::: Information given :::
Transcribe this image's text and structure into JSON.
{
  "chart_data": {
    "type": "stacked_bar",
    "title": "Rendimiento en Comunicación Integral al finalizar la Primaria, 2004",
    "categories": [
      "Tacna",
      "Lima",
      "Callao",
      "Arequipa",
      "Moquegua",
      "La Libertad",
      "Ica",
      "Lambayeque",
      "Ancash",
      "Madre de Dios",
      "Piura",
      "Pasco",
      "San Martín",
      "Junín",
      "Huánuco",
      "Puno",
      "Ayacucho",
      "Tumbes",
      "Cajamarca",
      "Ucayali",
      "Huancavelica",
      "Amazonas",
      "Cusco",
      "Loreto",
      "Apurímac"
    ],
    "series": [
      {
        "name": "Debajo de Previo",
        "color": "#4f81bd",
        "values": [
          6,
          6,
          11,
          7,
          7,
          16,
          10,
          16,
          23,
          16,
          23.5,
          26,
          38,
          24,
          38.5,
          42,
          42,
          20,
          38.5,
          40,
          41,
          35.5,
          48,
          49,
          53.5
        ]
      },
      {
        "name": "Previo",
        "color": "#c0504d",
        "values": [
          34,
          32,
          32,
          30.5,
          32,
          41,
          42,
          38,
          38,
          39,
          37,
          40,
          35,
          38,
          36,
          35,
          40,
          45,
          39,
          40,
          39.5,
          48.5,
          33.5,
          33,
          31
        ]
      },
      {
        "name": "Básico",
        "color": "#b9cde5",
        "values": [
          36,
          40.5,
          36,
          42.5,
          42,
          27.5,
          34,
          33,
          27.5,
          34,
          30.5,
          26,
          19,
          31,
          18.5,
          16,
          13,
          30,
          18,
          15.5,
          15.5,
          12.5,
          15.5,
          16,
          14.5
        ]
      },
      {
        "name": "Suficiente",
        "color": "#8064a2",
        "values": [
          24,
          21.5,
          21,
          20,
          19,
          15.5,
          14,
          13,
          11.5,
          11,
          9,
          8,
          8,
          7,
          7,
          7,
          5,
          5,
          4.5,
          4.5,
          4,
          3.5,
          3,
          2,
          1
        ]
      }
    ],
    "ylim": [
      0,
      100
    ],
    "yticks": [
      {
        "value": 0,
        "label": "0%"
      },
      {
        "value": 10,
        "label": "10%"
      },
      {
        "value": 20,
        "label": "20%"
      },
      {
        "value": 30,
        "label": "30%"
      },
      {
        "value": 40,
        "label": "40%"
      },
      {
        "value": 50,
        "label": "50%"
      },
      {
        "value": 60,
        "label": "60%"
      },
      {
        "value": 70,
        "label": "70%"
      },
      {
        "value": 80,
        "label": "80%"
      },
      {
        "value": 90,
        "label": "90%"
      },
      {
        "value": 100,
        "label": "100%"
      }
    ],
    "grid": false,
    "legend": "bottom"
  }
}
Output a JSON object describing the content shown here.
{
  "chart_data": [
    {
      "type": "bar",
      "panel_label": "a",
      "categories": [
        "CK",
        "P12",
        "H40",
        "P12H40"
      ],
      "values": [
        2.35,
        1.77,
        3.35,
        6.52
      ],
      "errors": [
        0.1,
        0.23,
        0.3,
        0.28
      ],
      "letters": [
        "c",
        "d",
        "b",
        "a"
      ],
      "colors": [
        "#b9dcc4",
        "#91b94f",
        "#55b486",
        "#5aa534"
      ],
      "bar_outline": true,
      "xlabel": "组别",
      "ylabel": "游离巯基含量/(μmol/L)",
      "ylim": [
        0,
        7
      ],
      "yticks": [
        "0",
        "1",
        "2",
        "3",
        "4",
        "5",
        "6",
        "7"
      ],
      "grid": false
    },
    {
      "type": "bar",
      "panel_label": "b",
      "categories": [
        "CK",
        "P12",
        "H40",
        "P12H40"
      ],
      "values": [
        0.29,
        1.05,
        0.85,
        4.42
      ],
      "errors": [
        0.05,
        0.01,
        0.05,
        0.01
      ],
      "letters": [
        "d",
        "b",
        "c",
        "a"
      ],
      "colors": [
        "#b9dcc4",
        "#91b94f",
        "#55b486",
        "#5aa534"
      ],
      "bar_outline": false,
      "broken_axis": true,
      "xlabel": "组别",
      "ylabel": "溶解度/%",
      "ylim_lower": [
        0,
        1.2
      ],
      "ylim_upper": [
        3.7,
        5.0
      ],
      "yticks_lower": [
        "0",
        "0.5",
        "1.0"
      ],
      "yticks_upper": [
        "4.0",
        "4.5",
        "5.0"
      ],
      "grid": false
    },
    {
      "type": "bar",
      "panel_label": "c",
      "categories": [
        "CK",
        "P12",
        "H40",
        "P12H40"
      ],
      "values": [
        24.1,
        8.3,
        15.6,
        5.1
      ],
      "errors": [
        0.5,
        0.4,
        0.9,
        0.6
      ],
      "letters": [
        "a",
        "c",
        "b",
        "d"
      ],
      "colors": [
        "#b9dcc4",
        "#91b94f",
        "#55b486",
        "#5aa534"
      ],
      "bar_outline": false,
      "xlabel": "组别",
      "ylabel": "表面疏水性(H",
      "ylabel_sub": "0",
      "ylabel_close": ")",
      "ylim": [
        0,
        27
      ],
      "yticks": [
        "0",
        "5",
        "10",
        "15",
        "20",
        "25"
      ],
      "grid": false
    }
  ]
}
:::
§ **Challenge**:
Write out the entries above once more, without altering anything.

§ **Written solution**:
Transcribe this image's text and structure into JSON.
{
  "chart_data": {
    "type": "stacked_bar",
    "title": "Rendimiento en Comunicación Integral al finalizar la Primaria, 2004",
    "categories": [
      "Tacna",
      "Lima",
      "Callao",
      "Arequipa",
      "Moquegua",
      "La Libertad",
      "Ica",
      "Lambayeque",
      "Ancash",
      "Madre de Dios",
      "Piura",
      "Pasco",
      "San Martín",
      "Junín",
      "Huánuco",
      "Puno",
      "Ayacucho",
      "Tumbes",
      "Cajamarca",
      "Ucayali",
      "Huancavelica",
      "Amazonas",
      "Cusco",
      "Loreto",
      "Apurímac"
    ],
    "series": [
      {
        "name": "Debajo de Previo",
        "color": "#4f81bd",
        "values": [
          6,
          6,
          11,
          7,
          7,
          16,
          10,
          16,
          23,
          16,
          23.5,
          26,
          38,
          24,
          38.5,
          42,
          42,
          20,
          38.5,
          40,
          41,
          35.5,
          48,
          49,
          53.5
        ]
      },
      {
        "name": "Previo",
        "color": "#c0504d",
        "values": [
          34,
          32,
          32,
          30.5,
          32,
          41,
          42,
          38,
          38,
          39,
          37,
          40,
          35,
          38,
          36,
          35,
          40,
          45,
          39,
          40,
          39.5,
          48.5,
          33.5,
          33,
          31
        ]
      },
      {
        "name": "Básico",
        "color": "#b9cde5",
        "values": [
          36,
          40.5,
          36,
          42.5,
          42,
          27.5,
          34,
          33,
          27.5,
          34,
          30.5,
          26,
          19,
          31,
          18.5,
          16,
          13,
          30,
          18,
          15.5,
          15.5,
          12.5,
          15.5,
          16,
          14.5
        ]
      },
      {
        "name": "Suficiente",
        "color": "#8064a2",
        "values": [
          24,
          21.5,
          21,
          20,
          19,
          15.5,
          14,
          13,
          11.5,
          11,
          9,
          8,
          8,
          7,
          7,
          7,
          5,
          5,
          4.5,
          4.5,
          4,
          3.5,
          3,
          2,
          1
        ]
      }
    ],
    "ylim": [
      0,
      100
    ],
    "yticks": [
      {
        "value": 0,
        "label": "0%"
      },
      {
        "value": 10,
        "label": "10%"
      },
      {
        "value": 20,
        "label": "20%"
      },
      {
        "value": 30,
        "label": "30%"
      },
      {
        "value": 40,
        "label": "40%"
      },
      {
        "value": 50,
        "label": "50%"
      },
      {
        "value": 60,
        "label": "60%"
      },
      {
        "value": 70,
        "label": "70%"
      },
      {
        "value": 80,
        "label": "80%"
      },
      {
        "value": 90,
        "label": "90%"
      },
      {
        "value": 100,
        "label": "100%"
      }
    ],
    "grid": false,
    "legend": "bottom"
  }
}
Output a JSON object describing the content shown here.
{
  "chart_data": [
    {
      "type": "bar",
      "panel_label": "a",
      "categories": [
        "CK",
        "P12",
        "H40",
        "P12H40"
      ],
      "values": [
        2.35,
        1.77,
        3.35,
        6.52
      ],
      "errors": [
        0.1,
        0.23,
        0.3,
        0.28
      ],
      "letters": [
        "c",
        "d",
        "b",
        "a"
      ],
      "colors": [
        "#b9dcc4",
        "#91b94f",
        "#55b486",
        "#5aa534"
      ],
      "bar_outline": true,
      "xlabel": "组别",
      "ylabel": "游离巯基含量/(μmol/L)",
      "ylim": [
        0,
        7
      ],
      "yticks": [
        "0",
        "1",
        "2",
        "3",
        "4",
        "5",
        "6",
        "7"
      ],
      "grid": false
    },
    {
      "type": "bar",
      "panel_label": "b",
      "categories": [
        "CK",
        "P12",
        "H40",
        "P12H40"
      ],
      "values": [
        0.29,
        1.05,
        0.85,
        4.42
      ],
      "errors": [
        0.05,
        0.01,
        0.05,
        0.01
      ],
      "letters": [
        "d",
        "b",
        "c",
        "a"
      ],
      "colors": [
        "#b9dcc4",
        "#91b94f",
        "#55b486",
        "#5aa534"
      ],
      "bar_outline": false,
      "broken_axis": true,
      "xlabel": "组别",
      "ylabel": "溶解度/%",
      "ylim_lower": [
        0,
        1.2
      ],
      "ylim_upper": [
        3.7,
        5.0
      ],
      "yticks_lower": [
        "0",
        "0.5",
        "1.0"
      ],
      "yticks_upper": [
        "4.0",
        "4.5",
        "5.0"
      ],
      "grid": false
    },
    {
      "type": "bar",
      "panel_label": "c",
      "categories": [
        "CK",
        "P12",
        "H40",
        "P12H40"
      ],
      "values": [
        24.1,
        8.3,
        15.6,
        5.1
      ],
      "errors": [
        0.5,
        0.4,
        0.9,
        0.6
      ],
      "letters": [
        "a",
        "c",
        "b",
        "d"
      ],
      "colors": [
        "#b9dcc4",
        "#91b94f",
        "#55b486",
        "#5aa534"
      ],
      "bar_outline": false,
      "xlabel": "组别",
      "ylabel": "表面疏水性(H",
      "ylabel_sub": "0",
      "ylabel_close": ")",
      "ylim": [
        0,
        27
      ],
      "yticks": [
        "0",
        "5",
        "10",
        "15",
        "20",
        "25"
      ],
      "grid": false
    }
  ]
}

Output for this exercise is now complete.